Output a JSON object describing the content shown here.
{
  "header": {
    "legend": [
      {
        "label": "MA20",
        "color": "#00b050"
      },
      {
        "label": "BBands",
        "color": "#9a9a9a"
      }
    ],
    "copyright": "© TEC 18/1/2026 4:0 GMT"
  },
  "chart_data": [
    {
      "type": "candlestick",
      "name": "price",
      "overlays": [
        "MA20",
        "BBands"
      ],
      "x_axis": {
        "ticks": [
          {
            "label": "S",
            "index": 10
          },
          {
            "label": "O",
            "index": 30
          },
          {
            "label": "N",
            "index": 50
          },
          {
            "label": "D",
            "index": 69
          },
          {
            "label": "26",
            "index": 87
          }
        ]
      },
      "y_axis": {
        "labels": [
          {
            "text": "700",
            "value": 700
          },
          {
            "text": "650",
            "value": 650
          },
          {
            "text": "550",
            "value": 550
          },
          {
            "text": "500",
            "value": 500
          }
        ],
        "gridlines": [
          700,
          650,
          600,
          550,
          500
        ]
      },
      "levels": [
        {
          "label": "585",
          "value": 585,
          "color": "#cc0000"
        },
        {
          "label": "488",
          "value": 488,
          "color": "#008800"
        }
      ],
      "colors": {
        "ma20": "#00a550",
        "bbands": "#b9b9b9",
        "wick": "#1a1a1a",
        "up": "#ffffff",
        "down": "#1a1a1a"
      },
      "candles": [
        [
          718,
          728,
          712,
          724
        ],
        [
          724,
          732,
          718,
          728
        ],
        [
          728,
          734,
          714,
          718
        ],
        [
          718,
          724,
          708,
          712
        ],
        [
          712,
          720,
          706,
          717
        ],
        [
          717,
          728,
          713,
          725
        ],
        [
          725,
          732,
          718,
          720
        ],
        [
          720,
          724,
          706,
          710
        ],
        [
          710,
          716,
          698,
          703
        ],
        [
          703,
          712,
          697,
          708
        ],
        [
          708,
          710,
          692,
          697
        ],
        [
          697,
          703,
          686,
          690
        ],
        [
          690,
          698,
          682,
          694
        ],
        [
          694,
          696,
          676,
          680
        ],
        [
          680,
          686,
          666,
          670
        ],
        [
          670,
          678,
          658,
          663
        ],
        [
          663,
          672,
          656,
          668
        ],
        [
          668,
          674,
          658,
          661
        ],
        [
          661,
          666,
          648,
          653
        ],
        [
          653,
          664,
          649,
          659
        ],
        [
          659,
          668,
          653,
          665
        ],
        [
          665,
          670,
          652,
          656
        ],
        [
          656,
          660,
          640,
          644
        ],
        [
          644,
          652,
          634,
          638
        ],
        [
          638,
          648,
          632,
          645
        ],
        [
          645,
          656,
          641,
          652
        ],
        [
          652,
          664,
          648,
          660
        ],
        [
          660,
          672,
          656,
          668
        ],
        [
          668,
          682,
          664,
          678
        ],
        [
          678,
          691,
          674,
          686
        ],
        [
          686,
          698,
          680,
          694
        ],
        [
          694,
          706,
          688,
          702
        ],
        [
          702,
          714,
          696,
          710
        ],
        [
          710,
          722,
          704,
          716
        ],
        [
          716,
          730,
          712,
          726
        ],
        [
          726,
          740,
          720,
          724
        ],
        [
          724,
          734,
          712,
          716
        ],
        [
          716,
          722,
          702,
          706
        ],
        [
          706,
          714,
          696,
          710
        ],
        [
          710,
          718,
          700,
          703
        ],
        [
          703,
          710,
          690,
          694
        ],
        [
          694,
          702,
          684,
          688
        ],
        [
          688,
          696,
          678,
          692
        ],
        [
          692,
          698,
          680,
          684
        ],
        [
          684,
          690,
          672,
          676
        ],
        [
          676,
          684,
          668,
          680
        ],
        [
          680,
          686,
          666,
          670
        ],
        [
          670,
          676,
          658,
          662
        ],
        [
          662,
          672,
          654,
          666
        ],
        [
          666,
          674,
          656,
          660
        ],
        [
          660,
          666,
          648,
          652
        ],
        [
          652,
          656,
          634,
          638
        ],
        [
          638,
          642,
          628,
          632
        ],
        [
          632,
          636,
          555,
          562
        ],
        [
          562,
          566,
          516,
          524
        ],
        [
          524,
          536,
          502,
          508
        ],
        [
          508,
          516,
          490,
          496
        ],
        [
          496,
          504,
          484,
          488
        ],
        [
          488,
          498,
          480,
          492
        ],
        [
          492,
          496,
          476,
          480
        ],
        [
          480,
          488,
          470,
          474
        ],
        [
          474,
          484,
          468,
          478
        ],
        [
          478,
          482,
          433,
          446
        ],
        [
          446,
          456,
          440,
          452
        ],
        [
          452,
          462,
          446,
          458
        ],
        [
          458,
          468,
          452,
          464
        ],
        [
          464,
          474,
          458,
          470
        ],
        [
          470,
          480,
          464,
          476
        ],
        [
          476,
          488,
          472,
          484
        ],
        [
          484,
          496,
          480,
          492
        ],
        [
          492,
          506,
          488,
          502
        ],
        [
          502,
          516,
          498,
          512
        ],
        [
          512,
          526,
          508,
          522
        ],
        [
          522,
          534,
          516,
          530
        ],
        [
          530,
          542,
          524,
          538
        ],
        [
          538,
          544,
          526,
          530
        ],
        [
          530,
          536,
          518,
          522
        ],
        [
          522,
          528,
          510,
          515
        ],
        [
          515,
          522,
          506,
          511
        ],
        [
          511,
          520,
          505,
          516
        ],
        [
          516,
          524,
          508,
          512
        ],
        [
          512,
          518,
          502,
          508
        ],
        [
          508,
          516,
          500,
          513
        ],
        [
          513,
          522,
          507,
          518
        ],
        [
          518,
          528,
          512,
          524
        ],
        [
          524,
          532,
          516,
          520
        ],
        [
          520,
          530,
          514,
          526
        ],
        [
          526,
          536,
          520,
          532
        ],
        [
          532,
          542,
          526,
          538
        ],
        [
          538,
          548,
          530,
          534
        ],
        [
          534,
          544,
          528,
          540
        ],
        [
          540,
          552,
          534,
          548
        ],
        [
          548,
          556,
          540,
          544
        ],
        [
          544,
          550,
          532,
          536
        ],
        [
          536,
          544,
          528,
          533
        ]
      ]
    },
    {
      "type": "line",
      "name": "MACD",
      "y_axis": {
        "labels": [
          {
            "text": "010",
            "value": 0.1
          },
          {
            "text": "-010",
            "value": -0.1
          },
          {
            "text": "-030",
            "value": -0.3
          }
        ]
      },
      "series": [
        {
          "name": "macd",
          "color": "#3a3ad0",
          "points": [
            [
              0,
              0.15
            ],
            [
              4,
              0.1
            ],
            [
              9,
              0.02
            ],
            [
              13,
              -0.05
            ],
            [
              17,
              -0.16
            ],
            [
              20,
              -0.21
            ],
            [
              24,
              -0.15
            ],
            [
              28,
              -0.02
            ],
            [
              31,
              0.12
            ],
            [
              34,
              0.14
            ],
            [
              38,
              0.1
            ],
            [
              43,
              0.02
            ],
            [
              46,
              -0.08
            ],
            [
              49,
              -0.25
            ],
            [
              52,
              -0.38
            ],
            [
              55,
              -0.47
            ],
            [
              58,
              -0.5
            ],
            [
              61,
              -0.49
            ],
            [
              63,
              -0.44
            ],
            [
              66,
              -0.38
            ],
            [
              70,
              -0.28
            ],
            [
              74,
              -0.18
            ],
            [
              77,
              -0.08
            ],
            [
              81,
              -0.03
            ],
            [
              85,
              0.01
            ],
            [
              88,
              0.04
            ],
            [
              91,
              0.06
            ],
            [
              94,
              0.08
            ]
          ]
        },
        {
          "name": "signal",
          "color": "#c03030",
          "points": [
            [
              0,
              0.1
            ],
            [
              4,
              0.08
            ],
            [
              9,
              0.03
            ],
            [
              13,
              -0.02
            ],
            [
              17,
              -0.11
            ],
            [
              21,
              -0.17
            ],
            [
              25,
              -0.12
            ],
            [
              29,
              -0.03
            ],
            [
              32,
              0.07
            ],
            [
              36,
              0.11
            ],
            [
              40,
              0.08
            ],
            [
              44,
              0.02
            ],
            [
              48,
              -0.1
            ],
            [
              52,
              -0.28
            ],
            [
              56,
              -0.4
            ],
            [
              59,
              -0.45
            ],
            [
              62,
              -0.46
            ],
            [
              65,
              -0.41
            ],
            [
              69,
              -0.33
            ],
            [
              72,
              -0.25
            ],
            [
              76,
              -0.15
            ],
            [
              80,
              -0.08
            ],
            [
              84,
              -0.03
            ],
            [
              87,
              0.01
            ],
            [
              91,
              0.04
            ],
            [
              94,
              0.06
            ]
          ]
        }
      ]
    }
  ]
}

Problem requirements: Scan the material and collect every line that contains "value".

Output for this task:
            "value": 700
            "value": 650
            "value": 550
            "value": 500
          "value": 585,
          "value": 488,
            "value": 0.1
            "value": -0.1
            "value": -0.3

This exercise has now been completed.